* Records for this exercise

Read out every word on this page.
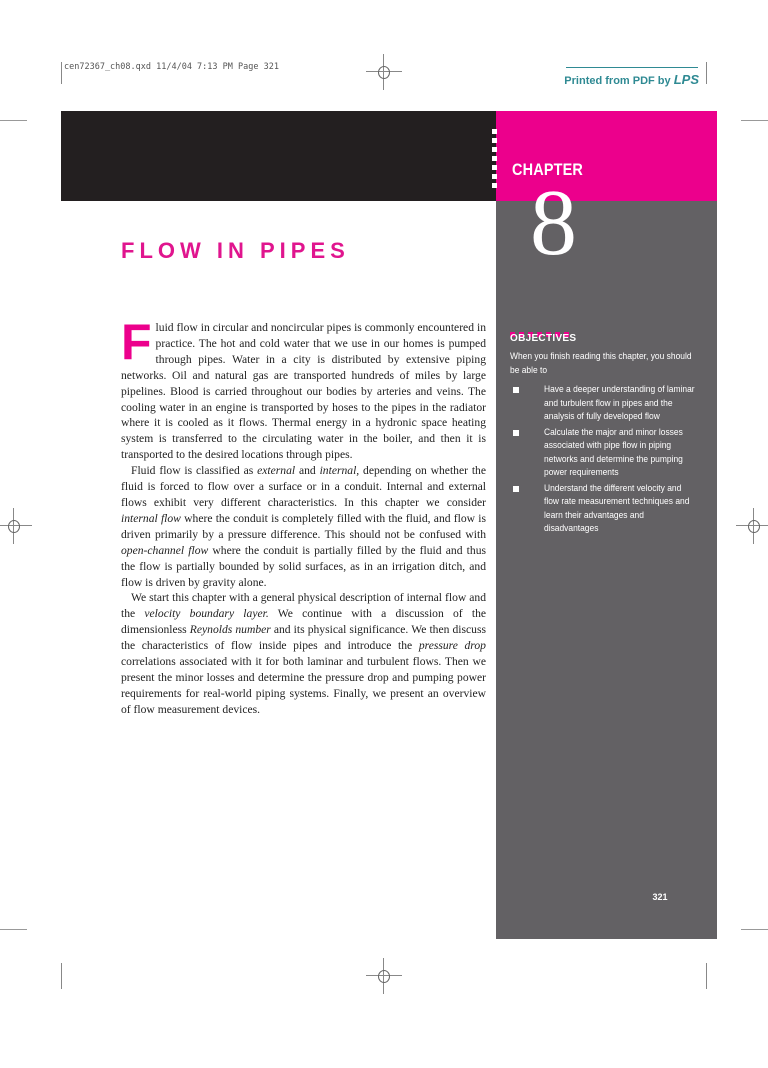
cen72367_ch08.qxd 11/4/04 7:13 PM Page 321
Printed from PDF by LPS
CHAPTER
8
FLOW IN PIPES

Fluid flow in circular and noncircular pipes is commonly encountered in practice. The hot and cold water that we use in our homes is pumped through pipes. Water in a city is distributed by extensive piping networks. Oil and natural gas are transported hundreds of miles by large pipelines. Blood is carried throughout our bodies by arteries and veins. The cooling water in an engine is transported by hoses to the pipes in the radiator where it is cooled as it flows. Thermal energy in a hydronic space heating system is transferred to the circulating water in the boiler, and then it is transported to the desired locations through pipes.

Fluid flow is classified as external and internal, depending on whether the fluid is forced to flow over a surface or in a conduit. Internal and external flows exhibit very different characteristics. In this chapter we consider internal flow where the conduit is completely filled with the fluid, and flow is driven primarily by a pressure difference. This should not be confused with open-channel flow where the conduit is partially filled by the fluid and thus the flow is partially bounded by solid surfaces, as in an irrigation ditch, and flow is driven by gravity alone.

We start this chapter with a general physical description of internal flow and the velocity boundary layer. We continue with a discussion of the dimensionless Reynolds number and its physical significance. We then discuss the characteristics of flow inside pipes and introduce the pressure drop correlations associated with it for both laminar and turbulent flows. Then we present the minor losses and determine the pressure drop and pumping power requirements for real-world piping systems. Finally, we present an overview of flow measurement devices.

OBJECTIVES
When you finish reading this chapter, you should be able to
Have a deeper understanding of laminar and turbulent flow in pipes and the analysis of fully developed flow
Calculate the major and minor losses associated with pipe flow in piping networks and determine the pumping power requirements
Understand the different velocity and flow rate measurement techniques and learn their advantages and disadvantages
321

* Exercise objective
Locate all lines that include the word "should" and copy them out.

* Exercise answer
Fluid flow is classified as external and internal, depending on whether the fluid is forced to flow over a surface or in a conduit. Internal and external flows exhibit very different characteristics. In this chapter we consider internal flow where the conduit is completely filled with the fluid, and flow is driven primarily by a pressure difference. This should not be confused with open-channel flow where the conduit is partially filled by the fluid and thus the flow is partially bounded by solid surfaces, as in an irrigation ditch, and flow is driven by gravity alone.
When you finish reading this chapter, you should be able to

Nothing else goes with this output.